- _Texto fornecido_:
• • •

Em Espaços da Recordação: Formas e Transformações da Memória Cultural, Aleida Assmann disserta sobre duas formas distintas de memória cultural: a memória cumulativa e a memória funcional. A memória cumulativa diz respeito à catalogação, conservação e organização, a instituições como arquivos, bibliotecas e museus, repositórios que guardam e acumulam testemunhos do passado. A memória latente, «depósito de provisões para memórias funcionais futuras»[1], espaço da possibilidade permanente de renovação. Por sua vez, a memória funcional opera um processo de seleção e constituição de sentido, «delineamento de molduras»[2] onde os elementos que integram a memória cumulativa são relacionados, orientados e vinculados, potenciando a atualização do conhecimento cultural.

Parece ser a articulação destes dois tipos de memória que nos recebe em Histórias de uma Coleção. Arte Moderna e Contemporânea do CAM, patente na Fundação Calouste Gulbenkian (FCG) até 18 de setembro. Aí, um mural multidirecional, que se assemelha ao espaço de depósito do acervo de um museu – onde reside a memória cumulativa -, alberga um conjunto de 73 obras de autores nacionais e internacionais, realizadas entre 1890, Retrato do Eng.º João Burnay, de Columbano Bordalo Pinheiro (1857-1929), e 2021, Mondo de Jorge Queiroz (1966) e Assalto de Fernão Cruz (1995). Esta seleção – do campo da memória funcional – estabelece a abordagem ampla à Coleção, assumida pelas curadoras Ana Vasconcelos, Leonor Nazaré, Patrícia Rosas e Rita Fabiana, nesta exposição que assinala o 40.º aniversário do Centro de Arte Moderna Gulbenkian (CAM), antecipando a sua reabertura em 2024. Nela é revelado o modo como a arte é selecionada, apresentada e interpretada mediante as diretrizes sociais e culturais de cada momento, explorando as histórias por detrás da constituição da Coleção, e o modo como elas se entrelaçam na história da instituição.

Ao longo do percurso expositivo, que tem início na Galeria Principal e se estende ao Edifício Sede da Fundação, ao Museu e ao Jardim, acedemos aos principais momentos da constituição da vasta e conceituada Coleção de Arte Moderna e Contemporânea da FCG, que compreende atualmente cerca de 12 mil obras, de diversas cronologias, técnicas e suportes, de representação maioritariamente portuguesa, mas que inclui também um conjunto significativo de obras de arte britânica, arménia e do Médio Oriente.

• • •

- _Conteúdo dos dados_:
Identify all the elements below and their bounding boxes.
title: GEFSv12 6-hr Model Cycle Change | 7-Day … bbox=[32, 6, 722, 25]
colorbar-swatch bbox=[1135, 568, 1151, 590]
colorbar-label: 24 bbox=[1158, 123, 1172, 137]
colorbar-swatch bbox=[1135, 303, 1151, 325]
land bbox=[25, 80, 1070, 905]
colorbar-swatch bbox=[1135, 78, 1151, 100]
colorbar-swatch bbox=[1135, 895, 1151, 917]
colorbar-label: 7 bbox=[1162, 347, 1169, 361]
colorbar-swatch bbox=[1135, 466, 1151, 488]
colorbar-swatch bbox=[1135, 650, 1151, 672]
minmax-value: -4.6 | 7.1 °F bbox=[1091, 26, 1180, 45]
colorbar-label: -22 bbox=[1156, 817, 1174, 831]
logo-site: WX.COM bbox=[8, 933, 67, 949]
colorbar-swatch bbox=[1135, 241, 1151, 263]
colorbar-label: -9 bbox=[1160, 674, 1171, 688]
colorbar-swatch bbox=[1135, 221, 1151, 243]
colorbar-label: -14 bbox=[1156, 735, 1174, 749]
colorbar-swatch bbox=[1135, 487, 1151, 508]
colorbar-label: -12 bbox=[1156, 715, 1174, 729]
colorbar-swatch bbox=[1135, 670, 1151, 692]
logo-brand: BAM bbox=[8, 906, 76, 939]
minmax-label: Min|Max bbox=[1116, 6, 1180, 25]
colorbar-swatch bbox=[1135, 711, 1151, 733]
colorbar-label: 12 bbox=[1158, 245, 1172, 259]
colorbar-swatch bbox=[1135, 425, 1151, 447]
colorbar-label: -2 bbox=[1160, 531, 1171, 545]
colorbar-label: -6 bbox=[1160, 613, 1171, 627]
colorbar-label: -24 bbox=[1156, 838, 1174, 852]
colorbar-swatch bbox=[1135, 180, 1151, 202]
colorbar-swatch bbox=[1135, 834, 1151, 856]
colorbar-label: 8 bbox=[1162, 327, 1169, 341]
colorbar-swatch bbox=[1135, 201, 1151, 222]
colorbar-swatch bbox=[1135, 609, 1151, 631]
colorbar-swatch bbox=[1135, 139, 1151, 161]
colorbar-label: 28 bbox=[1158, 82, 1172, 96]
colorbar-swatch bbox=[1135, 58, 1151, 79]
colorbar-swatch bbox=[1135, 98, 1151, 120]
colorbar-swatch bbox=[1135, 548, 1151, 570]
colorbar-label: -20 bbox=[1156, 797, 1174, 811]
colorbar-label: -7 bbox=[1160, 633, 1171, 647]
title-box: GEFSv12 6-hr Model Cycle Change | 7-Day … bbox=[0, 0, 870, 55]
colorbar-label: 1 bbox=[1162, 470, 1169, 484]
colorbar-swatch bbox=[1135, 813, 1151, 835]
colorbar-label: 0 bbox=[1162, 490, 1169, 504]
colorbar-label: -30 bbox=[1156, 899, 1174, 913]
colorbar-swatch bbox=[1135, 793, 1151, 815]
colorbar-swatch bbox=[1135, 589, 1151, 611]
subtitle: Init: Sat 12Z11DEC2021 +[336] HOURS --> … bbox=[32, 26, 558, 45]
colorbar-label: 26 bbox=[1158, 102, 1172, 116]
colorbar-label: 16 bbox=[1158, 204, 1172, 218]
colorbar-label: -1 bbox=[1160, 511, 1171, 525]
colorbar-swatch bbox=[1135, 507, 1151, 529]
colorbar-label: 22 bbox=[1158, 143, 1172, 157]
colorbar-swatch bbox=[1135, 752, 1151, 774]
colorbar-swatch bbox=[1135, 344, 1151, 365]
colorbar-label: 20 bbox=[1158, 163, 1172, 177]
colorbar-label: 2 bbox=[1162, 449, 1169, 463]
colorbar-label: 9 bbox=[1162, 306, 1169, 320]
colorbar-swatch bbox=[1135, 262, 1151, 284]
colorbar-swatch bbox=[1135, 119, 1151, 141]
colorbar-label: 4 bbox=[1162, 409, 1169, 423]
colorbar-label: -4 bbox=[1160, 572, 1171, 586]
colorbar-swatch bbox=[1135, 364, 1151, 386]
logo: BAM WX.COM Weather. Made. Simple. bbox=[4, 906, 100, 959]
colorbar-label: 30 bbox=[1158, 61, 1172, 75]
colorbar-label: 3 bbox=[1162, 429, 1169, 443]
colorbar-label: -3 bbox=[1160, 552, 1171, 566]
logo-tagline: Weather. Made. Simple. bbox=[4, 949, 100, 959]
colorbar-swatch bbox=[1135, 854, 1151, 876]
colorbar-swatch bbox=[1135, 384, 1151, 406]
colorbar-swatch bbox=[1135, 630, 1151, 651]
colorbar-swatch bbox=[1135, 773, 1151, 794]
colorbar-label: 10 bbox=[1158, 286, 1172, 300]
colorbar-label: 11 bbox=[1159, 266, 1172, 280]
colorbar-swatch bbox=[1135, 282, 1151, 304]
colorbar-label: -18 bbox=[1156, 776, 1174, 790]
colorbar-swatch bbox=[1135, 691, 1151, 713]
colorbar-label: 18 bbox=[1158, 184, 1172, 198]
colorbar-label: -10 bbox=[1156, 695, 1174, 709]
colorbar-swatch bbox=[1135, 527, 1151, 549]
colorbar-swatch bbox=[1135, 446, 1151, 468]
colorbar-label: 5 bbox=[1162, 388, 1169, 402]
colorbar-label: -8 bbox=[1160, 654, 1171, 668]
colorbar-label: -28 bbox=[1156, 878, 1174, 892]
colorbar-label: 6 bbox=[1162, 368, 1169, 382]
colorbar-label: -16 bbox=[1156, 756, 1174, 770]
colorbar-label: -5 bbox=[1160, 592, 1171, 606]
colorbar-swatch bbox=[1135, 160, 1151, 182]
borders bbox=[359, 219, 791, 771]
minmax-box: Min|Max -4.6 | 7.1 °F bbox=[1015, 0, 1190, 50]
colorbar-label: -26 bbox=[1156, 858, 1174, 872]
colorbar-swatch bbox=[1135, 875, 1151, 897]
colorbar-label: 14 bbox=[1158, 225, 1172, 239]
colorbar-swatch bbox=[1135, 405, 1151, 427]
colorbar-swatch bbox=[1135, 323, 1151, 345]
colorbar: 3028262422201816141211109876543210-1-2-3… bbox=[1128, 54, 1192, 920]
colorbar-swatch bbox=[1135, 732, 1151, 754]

• • •

- _Enunciado da tarefa_:
Reescreva em forma de lista o parágrafo do texto sobre a exposição do CAM que começa por «Ao longo do percurso expositivo», conservando os seus factos principais.

- _Resolução da tarefa_:
- O percurso expositivo começa na Galeria Principal.
- Estende-se ao Edifício Sede da Fundação, ao Museu e ao Jardim.
- Ao longo dele, dá a conhecer os principais momentos da constituição da Coleção de Arte Moderna e Contemporânea da FCG.
- A Coleção compreende atualmente cerca de 12 mil obras, de diversas cronologias, técnicas e suportes.
- A representação é maioritariamente portuguesa.
- A Coleção inclui também um conjunto significativo de obras de arte britânica, arménia e do Médio Oriente.